- [PROBLEM REQUIREMENTS] Go through the listing and copy every line word for word.

- [DATASET EXCERPTS]
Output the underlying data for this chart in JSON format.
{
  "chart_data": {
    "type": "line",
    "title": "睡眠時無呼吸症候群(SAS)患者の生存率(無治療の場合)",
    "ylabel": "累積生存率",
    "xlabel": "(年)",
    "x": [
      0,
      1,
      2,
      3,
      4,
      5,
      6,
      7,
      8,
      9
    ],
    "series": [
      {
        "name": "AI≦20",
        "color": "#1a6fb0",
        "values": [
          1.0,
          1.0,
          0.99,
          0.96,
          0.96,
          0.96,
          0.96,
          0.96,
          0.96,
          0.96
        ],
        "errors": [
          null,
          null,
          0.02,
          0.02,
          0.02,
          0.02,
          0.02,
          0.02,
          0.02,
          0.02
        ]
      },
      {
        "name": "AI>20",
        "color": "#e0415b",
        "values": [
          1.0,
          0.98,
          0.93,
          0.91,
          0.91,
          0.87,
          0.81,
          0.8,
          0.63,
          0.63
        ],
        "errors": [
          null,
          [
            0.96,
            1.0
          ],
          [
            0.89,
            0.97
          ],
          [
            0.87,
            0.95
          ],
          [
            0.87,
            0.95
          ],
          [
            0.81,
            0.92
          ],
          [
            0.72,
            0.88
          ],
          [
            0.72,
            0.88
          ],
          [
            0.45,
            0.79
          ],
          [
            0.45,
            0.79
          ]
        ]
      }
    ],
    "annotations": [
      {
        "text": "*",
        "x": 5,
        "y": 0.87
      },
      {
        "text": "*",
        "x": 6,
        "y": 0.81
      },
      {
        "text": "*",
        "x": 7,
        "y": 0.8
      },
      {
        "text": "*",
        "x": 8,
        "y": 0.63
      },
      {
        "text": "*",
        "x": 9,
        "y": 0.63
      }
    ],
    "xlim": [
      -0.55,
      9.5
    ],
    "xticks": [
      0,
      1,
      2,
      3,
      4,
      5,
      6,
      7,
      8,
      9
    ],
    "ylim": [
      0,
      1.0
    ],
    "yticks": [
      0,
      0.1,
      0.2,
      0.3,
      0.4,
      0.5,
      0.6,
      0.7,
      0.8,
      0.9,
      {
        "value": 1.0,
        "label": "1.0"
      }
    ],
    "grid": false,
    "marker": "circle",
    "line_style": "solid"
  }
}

- [SOLUTION FOR THIS EXERCISE]
Output the underlying data for this chart in JSON format.
{
  "chart_data": {
    "type": "line",
    "title": "睡眠時無呼吸症候群(SAS)患者の生存率(無治療の場合)",
    "ylabel": "累積生存率",
    "xlabel": "(年)",
    "x": [
      0,
      1,
      2,
      3,
      4,
      5,
      6,
      7,
      8,
      9
    ],
    "series": [
      {
        "name": "AI≦20",
        "color": "#1a6fb0",
        "values": [
          1.0,
          1.0,
          0.99,
          0.96,
          0.96,
          0.96,
          0.96,
          0.96,
          0.96,
          0.96
        ],
        "errors": [
          null,
          null,
          0.02,
          0.02,
          0.02,
          0.02,
          0.02,
          0.02,
          0.02,
          0.02
        ]
      },
      {
        "name": "AI>20",
        "color": "#e0415b",
        "values": [
          1.0,
          0.98,
          0.93,
          0.91,
          0.91,
          0.87,
          0.81,
          0.8,
          0.63,
          0.63
        ],
        "errors": [
          null,
          [
            0.96,
            1.0
          ],
          [
            0.89,
            0.97
          ],
          [
            0.87,
            0.95
          ],
          [
            0.87,
            0.95
          ],
          [
            0.81,
            0.92
          ],
          [
            0.72,
            0.88
          ],
          [
            0.72,
            0.88
          ],
          [
            0.45,
            0.79
          ],
          [
            0.45,
            0.79
          ]
        ]
      }
    ],
    "annotations": [
      {
        "text": "*",
        "x": 5,
        "y": 0.87
      },
      {
        "text": "*",
        "x": 6,
        "y": 0.81
      },
      {
        "text": "*",
        "x": 7,
        "y": 0.8
      },
      {
        "text": "*",
        "x": 8,
        "y": 0.63
      },
      {
        "text": "*",
        "x": 9,
        "y": 0.63
      }
    ],
    "xlim": [
      -0.55,
      9.5
    ],
    "xticks": [
      0,
      1,
      2,
      3,
      4,
      5,
      6,
      7,
      8,
      9
    ],
    "ylim": [
      0,
      1.0
    ],
    "yticks": [
      0,
      0.1,
      0.2,
      0.3,
      0.4,
      0.5,
      0.6,
      0.7,
      0.8,
      0.9,
      {
        "value": 1.0,
        "label": "1.0"
      }
    ],
    "grid": false,
    "marker": "circle",
    "line_style": "solid"
  }
}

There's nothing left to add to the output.